Objective:
Look through the listing for the word "color". Copy each line that has it.

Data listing

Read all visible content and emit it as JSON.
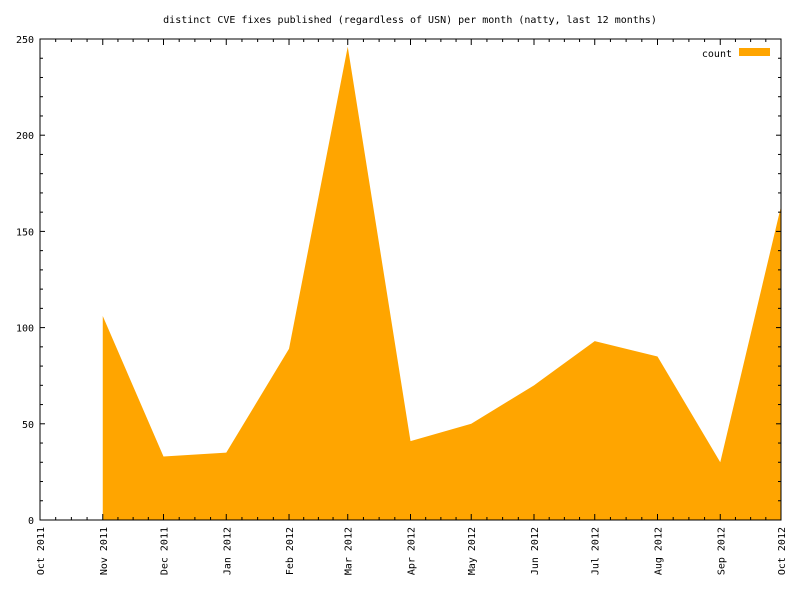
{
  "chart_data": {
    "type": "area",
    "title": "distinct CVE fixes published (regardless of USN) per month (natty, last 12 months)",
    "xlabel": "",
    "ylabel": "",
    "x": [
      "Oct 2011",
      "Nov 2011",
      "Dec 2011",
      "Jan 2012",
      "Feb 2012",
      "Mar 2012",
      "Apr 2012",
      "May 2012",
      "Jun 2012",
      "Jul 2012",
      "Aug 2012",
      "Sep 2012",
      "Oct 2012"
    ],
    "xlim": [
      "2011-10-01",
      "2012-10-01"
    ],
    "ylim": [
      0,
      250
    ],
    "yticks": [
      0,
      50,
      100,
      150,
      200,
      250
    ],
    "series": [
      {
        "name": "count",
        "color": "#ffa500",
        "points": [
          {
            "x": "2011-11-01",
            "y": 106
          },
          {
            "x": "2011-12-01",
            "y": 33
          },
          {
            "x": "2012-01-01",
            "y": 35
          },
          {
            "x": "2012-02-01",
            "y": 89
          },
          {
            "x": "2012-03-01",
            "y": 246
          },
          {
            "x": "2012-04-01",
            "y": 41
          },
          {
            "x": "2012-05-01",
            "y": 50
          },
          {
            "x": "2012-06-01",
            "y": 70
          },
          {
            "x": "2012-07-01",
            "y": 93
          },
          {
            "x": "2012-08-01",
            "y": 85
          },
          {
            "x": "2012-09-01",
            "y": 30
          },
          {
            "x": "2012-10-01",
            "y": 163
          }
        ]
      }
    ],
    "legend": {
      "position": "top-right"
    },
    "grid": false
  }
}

--

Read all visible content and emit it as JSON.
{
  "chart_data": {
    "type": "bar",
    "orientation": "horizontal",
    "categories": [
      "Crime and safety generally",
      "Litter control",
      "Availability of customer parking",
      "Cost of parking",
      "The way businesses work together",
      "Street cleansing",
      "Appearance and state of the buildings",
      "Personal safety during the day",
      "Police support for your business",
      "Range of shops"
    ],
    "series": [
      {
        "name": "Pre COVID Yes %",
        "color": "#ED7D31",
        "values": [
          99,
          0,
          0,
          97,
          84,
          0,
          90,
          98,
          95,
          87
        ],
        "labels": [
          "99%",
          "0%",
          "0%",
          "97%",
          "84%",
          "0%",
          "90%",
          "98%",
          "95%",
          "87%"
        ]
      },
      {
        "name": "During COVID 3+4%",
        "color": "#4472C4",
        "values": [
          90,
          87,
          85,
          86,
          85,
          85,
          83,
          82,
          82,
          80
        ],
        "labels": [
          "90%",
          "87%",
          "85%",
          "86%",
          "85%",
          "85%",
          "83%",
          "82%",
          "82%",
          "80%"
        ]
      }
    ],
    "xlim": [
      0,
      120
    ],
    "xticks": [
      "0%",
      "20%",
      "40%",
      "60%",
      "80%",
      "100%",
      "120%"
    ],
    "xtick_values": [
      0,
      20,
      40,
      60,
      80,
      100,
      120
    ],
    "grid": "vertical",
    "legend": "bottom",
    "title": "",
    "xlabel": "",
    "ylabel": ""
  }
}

Exercise solution:
        "color": "#ffa500",
        "color": "#ED7D31",
        "color": "#4472C4",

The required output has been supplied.